» **Job**: Rewrite the entries below, putting "volume-column" wherever "volume-bar" appears and leaving everything else as it is.

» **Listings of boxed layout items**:
%%

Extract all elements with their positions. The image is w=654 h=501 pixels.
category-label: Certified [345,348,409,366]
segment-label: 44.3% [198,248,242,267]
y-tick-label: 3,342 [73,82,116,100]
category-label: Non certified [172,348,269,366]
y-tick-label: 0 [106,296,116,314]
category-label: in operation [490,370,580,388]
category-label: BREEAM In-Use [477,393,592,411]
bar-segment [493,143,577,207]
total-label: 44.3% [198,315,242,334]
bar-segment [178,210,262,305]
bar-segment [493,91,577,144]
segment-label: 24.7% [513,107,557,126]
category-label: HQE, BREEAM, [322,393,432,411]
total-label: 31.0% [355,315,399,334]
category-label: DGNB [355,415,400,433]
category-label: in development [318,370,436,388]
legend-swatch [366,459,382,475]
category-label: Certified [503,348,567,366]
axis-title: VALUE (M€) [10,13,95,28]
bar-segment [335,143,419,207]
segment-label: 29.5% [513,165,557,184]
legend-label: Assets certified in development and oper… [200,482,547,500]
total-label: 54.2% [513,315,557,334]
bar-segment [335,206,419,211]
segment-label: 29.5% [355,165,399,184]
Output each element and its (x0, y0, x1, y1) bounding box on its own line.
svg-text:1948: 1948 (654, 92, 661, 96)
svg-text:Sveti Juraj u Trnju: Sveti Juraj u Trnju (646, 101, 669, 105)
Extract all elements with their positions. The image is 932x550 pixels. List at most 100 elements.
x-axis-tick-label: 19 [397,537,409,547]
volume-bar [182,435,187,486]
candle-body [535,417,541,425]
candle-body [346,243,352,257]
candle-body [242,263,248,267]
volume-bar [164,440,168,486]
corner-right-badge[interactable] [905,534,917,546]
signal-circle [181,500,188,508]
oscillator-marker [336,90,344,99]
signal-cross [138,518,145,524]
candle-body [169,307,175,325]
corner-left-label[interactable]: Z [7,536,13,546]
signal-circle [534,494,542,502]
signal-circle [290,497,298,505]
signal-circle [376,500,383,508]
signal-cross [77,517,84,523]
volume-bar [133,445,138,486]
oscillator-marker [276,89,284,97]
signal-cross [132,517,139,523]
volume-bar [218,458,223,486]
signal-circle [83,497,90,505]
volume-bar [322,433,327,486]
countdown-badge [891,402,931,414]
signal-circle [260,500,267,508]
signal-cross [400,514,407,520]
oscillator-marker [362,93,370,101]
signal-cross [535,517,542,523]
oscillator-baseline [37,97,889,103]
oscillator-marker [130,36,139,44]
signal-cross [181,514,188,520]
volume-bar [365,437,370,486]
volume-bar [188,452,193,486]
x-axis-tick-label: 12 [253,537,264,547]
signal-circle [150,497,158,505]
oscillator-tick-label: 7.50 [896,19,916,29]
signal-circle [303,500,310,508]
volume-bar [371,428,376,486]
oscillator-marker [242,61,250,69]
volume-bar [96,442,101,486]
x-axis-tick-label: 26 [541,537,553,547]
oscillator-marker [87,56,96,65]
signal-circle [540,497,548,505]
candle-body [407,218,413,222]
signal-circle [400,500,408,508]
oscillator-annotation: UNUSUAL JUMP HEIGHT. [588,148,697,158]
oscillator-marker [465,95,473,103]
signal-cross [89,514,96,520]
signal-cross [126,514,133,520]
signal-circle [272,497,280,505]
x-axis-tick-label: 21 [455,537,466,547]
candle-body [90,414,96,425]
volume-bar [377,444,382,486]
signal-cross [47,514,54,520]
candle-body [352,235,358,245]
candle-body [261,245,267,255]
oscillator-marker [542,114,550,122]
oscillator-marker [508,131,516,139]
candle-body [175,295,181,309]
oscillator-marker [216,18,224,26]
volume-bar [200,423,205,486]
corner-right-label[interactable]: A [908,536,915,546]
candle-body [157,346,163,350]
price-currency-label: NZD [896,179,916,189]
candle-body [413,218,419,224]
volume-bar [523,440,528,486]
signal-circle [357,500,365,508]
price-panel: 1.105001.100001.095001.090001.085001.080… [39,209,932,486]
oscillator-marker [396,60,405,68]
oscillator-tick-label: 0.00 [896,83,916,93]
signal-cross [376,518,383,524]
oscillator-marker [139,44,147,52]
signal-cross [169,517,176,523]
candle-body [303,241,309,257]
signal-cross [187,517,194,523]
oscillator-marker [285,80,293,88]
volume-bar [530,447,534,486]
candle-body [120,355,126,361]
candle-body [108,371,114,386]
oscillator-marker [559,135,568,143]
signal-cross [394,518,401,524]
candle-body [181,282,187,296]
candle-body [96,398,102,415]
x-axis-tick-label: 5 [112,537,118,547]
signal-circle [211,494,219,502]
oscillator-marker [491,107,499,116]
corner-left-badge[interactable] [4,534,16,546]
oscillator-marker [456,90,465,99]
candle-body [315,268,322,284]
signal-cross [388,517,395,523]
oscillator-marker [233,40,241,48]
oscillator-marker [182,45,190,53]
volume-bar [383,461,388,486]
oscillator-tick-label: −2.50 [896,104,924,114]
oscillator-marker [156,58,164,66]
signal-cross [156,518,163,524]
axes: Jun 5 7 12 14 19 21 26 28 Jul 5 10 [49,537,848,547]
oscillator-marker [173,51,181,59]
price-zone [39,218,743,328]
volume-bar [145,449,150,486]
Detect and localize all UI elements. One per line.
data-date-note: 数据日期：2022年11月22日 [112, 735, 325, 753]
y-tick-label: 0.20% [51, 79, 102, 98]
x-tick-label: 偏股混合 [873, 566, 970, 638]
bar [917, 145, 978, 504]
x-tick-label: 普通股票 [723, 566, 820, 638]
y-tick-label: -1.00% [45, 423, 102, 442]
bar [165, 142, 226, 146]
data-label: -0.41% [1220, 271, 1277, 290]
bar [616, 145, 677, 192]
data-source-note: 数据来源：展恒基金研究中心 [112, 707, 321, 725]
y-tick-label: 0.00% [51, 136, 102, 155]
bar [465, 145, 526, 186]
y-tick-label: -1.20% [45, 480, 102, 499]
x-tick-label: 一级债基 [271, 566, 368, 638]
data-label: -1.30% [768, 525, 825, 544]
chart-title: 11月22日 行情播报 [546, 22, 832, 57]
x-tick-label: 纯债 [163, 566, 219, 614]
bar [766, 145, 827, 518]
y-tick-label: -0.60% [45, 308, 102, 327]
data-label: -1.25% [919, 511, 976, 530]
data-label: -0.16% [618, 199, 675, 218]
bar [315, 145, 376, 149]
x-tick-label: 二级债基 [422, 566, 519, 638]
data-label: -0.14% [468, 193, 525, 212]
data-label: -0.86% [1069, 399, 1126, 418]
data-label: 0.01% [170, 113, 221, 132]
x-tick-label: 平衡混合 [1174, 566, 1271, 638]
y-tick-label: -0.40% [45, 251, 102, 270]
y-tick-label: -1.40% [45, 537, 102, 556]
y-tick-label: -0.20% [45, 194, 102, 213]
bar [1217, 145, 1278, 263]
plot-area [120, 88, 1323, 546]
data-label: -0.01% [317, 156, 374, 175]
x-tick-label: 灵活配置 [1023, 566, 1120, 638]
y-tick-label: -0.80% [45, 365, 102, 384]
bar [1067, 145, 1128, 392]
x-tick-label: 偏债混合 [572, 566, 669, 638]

%%

» **Final result**:
Extract all elements with their positions. The image is w=654 h=501 pixels.
category-label: Certified [345,348,409,366]
segment-label: 44.3% [198,248,242,267]
y-tick-label: 3,342 [73,82,116,100]
category-label: Non certified [172,348,269,366]
y-tick-label: 0 [106,296,116,314]
category-label: in operation [490,370,580,388]
category-label: BREEAM In-Use [477,393,592,411]
bar-segment [493,143,577,207]
total-label: 44.3% [198,315,242,334]
bar-segment [178,210,262,305]
bar-segment [493,91,577,144]
segment-label: 24.7% [513,107,557,126]
category-label: HQE, BREEAM, [322,393,432,411]
total-label: 31.0% [355,315,399,334]
category-label: DGNB [355,415,400,433]
category-label: in development [318,370,436,388]
legend-swatch [366,459,382,475]
category-label: Certified [503,348,567,366]
axis-title: VALUE (M€) [10,13,95,28]
bar-segment [335,143,419,207]
segment-label: 29.5% [513,165,557,184]
legend-label: Assets certified in development and oper… [200,482,547,500]
total-label: 54.2% [513,315,557,334]
bar-segment [335,206,419,211]
segment-label: 29.5% [355,165,399,184]
Output each element and its (x0, y0, x1, y1) bounding box on its own line.
svg-text:1948: 1948 (654, 92, 661, 96)
svg-text:Sveti Juraj u Trnju: Sveti Juraj u Trnju (646, 101, 669, 105)
Extract all elements with their positions. The image is 932x550 pixels. List at most 100 elements.
x-axis-tick-label: 19 [397,537,409,547]
volume-column [182,435,187,486]
candle-body [535,417,541,425]
candle-body [346,243,352,257]
candle-body [242,263,248,267]
volume-column [164,440,168,486]
corner-right-badge[interactable] [905,534,917,546]
signal-circle [181,500,188,508]
oscillator-marker [336,90,344,99]
signal-cross [138,518,145,524]
candle-body [169,307,175,325]
corner-left-label[interactable]: Z [7,536,13,546]
signal-circle [534,494,542,502]
signal-circle [290,497,298,505]
signal-circle [376,500,383,508]
signal-cross [77,517,84,523]
volume-column [133,445,138,486]
oscillator-marker [276,89,284,97]
signal-cross [132,517,139,523]
volume-column [218,458,223,486]
signal-circle [83,497,90,505]
volume-column [322,433,327,486]
countdown-badge [891,402,931,414]
signal-circle [260,500,267,508]
signal-cross [400,514,407,520]
oscillator-marker [362,93,370,101]
signal-cross [535,517,542,523]
oscillator-baseline [37,97,889,103]
oscillator-marker [130,36,139,44]
signal-cross [181,514,188,520]
volume-column [365,437,370,486]
volume-column [188,452,193,486]
x-axis-tick-label: 12 [253,537,264,547]
signal-circle [150,497,158,505]
oscillator-tick-label: 7.50 [896,19,916,29]
signal-circle [303,500,310,508]
volume-column [371,428,376,486]
oscillator-marker [242,61,250,69]
volume-column [96,442,101,486]
x-axis-tick-label: 26 [541,537,553,547]
oscillator-marker [87,56,96,65]
signal-circle [540,497,548,505]
candle-body [407,218,413,222]
signal-circle [400,500,408,508]
oscillator-annotation: UNUSUAL JUMP HEIGHT. [588,148,697,158]
oscillator-marker [465,95,473,103]
signal-cross [89,514,96,520]
signal-cross [126,514,133,520]
signal-circle [272,497,280,505]
x-axis-tick-label: 21 [455,537,466,547]
candle-body [90,414,96,425]
volume-column [377,444,382,486]
signal-cross [47,514,54,520]
candle-body [352,235,358,245]
candle-body [261,245,267,255]
oscillator-marker [542,114,550,122]
oscillator-marker [508,131,516,139]
candle-body [175,295,181,309]
oscillator-marker [216,18,224,26]
volume-column [200,423,205,486]
corner-right-label[interactable]: A [908,536,915,546]
candle-body [157,346,163,350]
price-currency-label: NZD [896,179,916,189]
candle-body [413,218,419,224]
volume-column [523,440,528,486]
signal-circle [357,500,365,508]
price-panel: 1.105001.100001.095001.090001.085001.080… [39,209,932,486]
oscillator-marker [396,60,405,68]
oscillator-tick-label: 0.00 [896,83,916,93]
signal-cross [376,518,383,524]
oscillator-marker [139,44,147,52]
signal-cross [169,517,176,523]
candle-body [303,241,309,257]
signal-cross [187,517,194,523]
oscillator-marker [285,80,293,88]
volume-column [530,447,534,486]
candle-body [120,355,126,361]
candle-body [108,371,114,386]
oscillator-marker [559,135,568,143]
signal-cross [394,518,401,524]
candle-body [181,282,187,296]
candle-body [96,398,102,415]
x-axis-tick-label: 5 [112,537,118,547]
signal-circle [211,494,219,502]
oscillator-marker [491,107,499,116]
corner-left-badge[interactable] [4,534,16,546]
oscillator-marker [456,90,465,99]
candle-body [315,268,322,284]
signal-cross [388,517,395,523]
oscillator-marker [233,40,241,48]
oscillator-marker [182,45,190,53]
volume-column [383,461,388,486]
oscillator-tick-label: −2.50 [896,104,924,114]
oscillator-marker [156,58,164,66]
signal-cross [156,518,163,524]
axes: Jun 5 7 12 14 19 21 26 28 Jul 5 10 [49,537,848,547]
oscillator-marker [173,51,181,59]
price-zone [39,218,743,328]
volume-column [145,449,150,486]
Detect and localize all UI elements. One per line.
data-date-note: 数据日期：2022年11月22日 [112, 735, 325, 753]
y-tick-label: 0.20% [51, 79, 102, 98]
x-tick-label: 偏股混合 [873, 566, 970, 638]
bar [917, 145, 978, 504]
x-tick-label: 普通股票 [723, 566, 820, 638]
y-tick-label: -1.00% [45, 423, 102, 442]
bar [165, 142, 226, 146]
data-label: -0.41% [1220, 271, 1277, 290]
bar [616, 145, 677, 192]
data-source-note: 数据来源：展恒基金研究中心 [112, 707, 321, 725]
y-tick-label: 0.00% [51, 136, 102, 155]
bar [465, 145, 526, 186]
y-tick-label: -1.20% [45, 480, 102, 499]
x-tick-label: 一级债基 [271, 566, 368, 638]
data-label: -1.30% [768, 525, 825, 544]
chart-title: 11月22日 行情播报 [546, 22, 832, 57]
x-tick-label: 纯债 [163, 566, 219, 614]
bar [766, 145, 827, 518]
y-tick-label: -0.60% [45, 308, 102, 327]
data-label: -1.25% [919, 511, 976, 530]
data-label: -0.16% [618, 199, 675, 218]
bar [315, 145, 376, 149]
x-tick-label: 二级债基 [422, 566, 519, 638]
data-label: -0.14% [468, 193, 525, 212]
data-label: -0.86% [1069, 399, 1126, 418]
data-label: 0.01% [170, 113, 221, 132]
x-tick-label: 平衡混合 [1174, 566, 1271, 638]
y-tick-label: -0.40% [45, 251, 102, 270]
y-tick-label: -1.40% [45, 537, 102, 556]
y-tick-label: -0.20% [45, 194, 102, 213]
bar [1217, 145, 1278, 263]
plot-area [120, 88, 1323, 546]
data-label: -0.01% [317, 156, 374, 175]
x-tick-label: 灵活配置 [1023, 566, 1120, 638]
y-tick-label: -0.80% [45, 365, 102, 384]
bar [1067, 145, 1128, 392]
x-tick-label: 偏债混合 [572, 566, 669, 638]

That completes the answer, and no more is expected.